SET PROBLEM A
Output the passage from the MMX introduction that begins at the words "Visual Studio .NET" and stops after "of MMX programming.", copying it word for word.

PASSAGE GIVEN
start

Introduction
The Intel MMX™ technology allows enhanced performance in many applications such as image processing, 2D and 3D graphics and others. The typical situation where Intel MMX™ tecnology may be applied is the execution of repetitive operations on large arrays of data elements like byte, word or double-word.
Visual Studio .NET 2003 supports a set of MMX Intrinsics which allow the use of the MMX instructions directly from C++ code, without writing the Assembly instructions. Reading the MSDN MMX topics [2] together with Intel Software manuals [1] gives the opportunity to understand the basics of MMX programming.
MMX technology implememts the SIMD (single-instruction, multiple-data) execution model. Consider the following programming task: adding some value to each element in a BYTE array. The algorithm for this task may be written by such way:
for each b in array
b = b + n
With more details:
for each b in array
{
load b to the register
add n to the register
read the result from the register to memory
}
Processors with the Intel MMX support have eight 64-bit registers, each of which may contain 8 bytes, or 4 words, or 2 double-words. MMX is a set of instructions which allow to load a numeric data (bytes, words, double-words) into the MMX registers, make arithmetic and logical operations with them and read the results back to memory. Using the MMX technology, algorithm may be written by such way:
for each 8 members in array
{
load 8 members to the MMX register
add n to each byte in one operation
write the result from the register back into memory
}
A C++ programmer writing a program using MMX Intrinsics doesn't work with the MMX registers directly. He has a 64-byte
__m64
type and set of functions to perform an arithmetic and logical operations. The C++ compiler takes care of registers and code optimizations.
Visual C++ MMXSwarm
sample [4] shows the use of the MMX technology in image processing. It contains a set of wrapper classes simplifying work with MMX Intrinsics, and shows how to make image processing operations on various types of images (monochrome, RGB 24 bits, RGB 32 bits etc.). This article is a simple introduction to C++ MMX programming. Everyone who is interesting in this technology is strongly encouraged to read the MMXSwarm
sample.

end

[Element and box listings]
start

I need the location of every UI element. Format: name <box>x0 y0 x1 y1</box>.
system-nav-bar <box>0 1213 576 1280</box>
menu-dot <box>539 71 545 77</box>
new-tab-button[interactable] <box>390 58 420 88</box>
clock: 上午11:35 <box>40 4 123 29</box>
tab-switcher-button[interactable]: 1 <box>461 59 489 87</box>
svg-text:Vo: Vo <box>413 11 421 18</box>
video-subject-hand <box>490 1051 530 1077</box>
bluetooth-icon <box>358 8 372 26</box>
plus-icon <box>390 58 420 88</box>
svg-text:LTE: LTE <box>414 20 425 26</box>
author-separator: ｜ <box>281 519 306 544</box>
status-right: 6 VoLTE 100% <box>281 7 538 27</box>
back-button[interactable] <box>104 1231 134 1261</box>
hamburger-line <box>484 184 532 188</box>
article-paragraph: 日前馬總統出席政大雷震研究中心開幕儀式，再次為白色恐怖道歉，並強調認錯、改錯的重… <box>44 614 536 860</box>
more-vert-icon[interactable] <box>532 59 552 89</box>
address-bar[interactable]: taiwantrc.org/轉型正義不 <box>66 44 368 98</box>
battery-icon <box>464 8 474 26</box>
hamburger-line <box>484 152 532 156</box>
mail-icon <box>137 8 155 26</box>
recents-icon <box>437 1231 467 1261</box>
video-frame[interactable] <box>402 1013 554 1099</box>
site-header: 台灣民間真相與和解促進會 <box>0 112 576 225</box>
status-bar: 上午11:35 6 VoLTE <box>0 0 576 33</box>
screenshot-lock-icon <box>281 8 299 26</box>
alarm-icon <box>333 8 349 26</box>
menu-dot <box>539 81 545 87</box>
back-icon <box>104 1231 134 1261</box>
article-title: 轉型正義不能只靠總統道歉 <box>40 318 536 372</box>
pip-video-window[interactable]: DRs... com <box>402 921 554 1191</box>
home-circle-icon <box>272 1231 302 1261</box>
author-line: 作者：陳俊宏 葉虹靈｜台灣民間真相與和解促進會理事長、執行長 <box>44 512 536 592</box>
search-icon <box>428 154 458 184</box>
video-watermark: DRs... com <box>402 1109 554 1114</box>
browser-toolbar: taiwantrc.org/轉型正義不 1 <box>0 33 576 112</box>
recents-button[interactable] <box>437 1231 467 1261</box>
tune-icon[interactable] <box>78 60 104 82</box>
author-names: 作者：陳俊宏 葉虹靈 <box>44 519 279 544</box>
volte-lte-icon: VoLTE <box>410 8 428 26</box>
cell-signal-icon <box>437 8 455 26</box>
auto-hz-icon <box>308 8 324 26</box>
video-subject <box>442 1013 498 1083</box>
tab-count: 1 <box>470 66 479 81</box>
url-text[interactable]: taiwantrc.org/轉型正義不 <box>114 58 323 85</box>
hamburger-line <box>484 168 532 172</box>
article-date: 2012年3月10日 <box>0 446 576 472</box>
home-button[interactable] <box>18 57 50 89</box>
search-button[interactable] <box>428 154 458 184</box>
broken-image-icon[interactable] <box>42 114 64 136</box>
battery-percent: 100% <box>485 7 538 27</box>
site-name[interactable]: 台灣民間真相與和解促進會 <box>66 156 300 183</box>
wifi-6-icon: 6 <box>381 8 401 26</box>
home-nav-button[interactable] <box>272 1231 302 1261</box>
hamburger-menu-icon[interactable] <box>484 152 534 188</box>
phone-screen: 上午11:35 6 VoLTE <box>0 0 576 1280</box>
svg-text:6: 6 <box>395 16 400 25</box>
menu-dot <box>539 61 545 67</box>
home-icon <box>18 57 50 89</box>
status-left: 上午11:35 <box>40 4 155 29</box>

end

SET PROBLEM B
In the records, begin at the first line and stop after the line that has "tab-count: 1 <box>470 66 479 81</box>". Switch "menu-dot" to "overflow-dot" and give only those lines, with everything else unchanged.

EXERCISE ANSWER A
Visual Studio .NET 2003 supports a set of MMX Intrinsics which allow the use of the MMX instructions directly from C++ code, without writing the Assembly instructions. Reading the MSDN MMX topics [2] together with Intel Software manuals [1] gives the opportunity to understand the basics of MMX programming.

EXERCISE ANSWER B
I need the location of every UI element. Format: name <box>x0 y0 x1 y1</box>.
system-nav-bar <box>0 1213 576 1280</box>
overflow-dot <box>539 71 545 77</box>
new-tab-button[interactable] <box>390 58 420 88</box>
clock: 上午11:35 <box>40 4 123 29</box>
tab-switcher-button[interactable]: 1 <box>461 59 489 87</box>
svg-text:Vo: Vo <box>413 11 421 18</box>
video-subject-hand <box>490 1051 530 1077</box>
bluetooth-icon <box>358 8 372 26</box>
plus-icon <box>390 58 420 88</box>
svg-text:LTE: LTE <box>414 20 425 26</box>
author-separator: ｜ <box>281 519 306 544</box>
status-right: 6 VoLTE 100% <box>281 7 538 27</box>
back-button[interactable] <box>104 1231 134 1261</box>
hamburger-line <box>484 184 532 188</box>
article-paragraph: 日前馬總統出席政大雷震研究中心開幕儀式，再次為白色恐怖道歉，並強調認錯、改錯的重… <box>44 614 536 860</box>
more-vert-icon[interactable] <box>532 59 552 89</box>
address-bar[interactable]: taiwantrc.org/轉型正義不 <box>66 44 368 98</box>
battery-icon <box>464 8 474 26</box>
hamburger-line <box>484 152 532 156</box>
mail-icon <box>137 8 155 26</box>
recents-icon <box>437 1231 467 1261</box>
video-frame[interactable] <box>402 1013 554 1099</box>
site-header: 台灣民間真相與和解促進會 <box>0 112 576 225</box>
status-bar: 上午11:35 6 VoLTE <box>0 0 576 33</box>
screenshot-lock-icon <box>281 8 299 26</box>
alarm-icon <box>333 8 349 26</box>
overflow-dot <box>539 81 545 87</box>
back-icon <box>104 1231 134 1261</box>
article-title: 轉型正義不能只靠總統道歉 <box>40 318 536 372</box>
pip-video-window[interactable]: DRs... com <box>402 921 554 1191</box>
home-circle-icon <box>272 1231 302 1261</box>
author-line: 作者：陳俊宏 葉虹靈｜台灣民間真相與和解促進會理事長、執行長 <box>44 512 536 592</box>
search-icon <box>428 154 458 184</box>
video-watermark: DRs... com <box>402 1109 554 1114</box>
browser-toolbar: taiwantrc.org/轉型正義不 1 <box>0 33 576 112</box>
recents-button[interactable] <box>437 1231 467 1261</box>
tune-icon[interactable] <box>78 60 104 82</box>
author-names: 作者：陳俊宏 葉虹靈 <box>44 519 279 544</box>
volte-lte-icon: VoLTE <box>410 8 428 26</box>
cell-signal-icon <box>437 8 455 26</box>
auto-hz-icon <box>308 8 324 26</box>
video-subject <box>442 1013 498 1083</box>
tab-count: 1 <box>470 66 479 81</box>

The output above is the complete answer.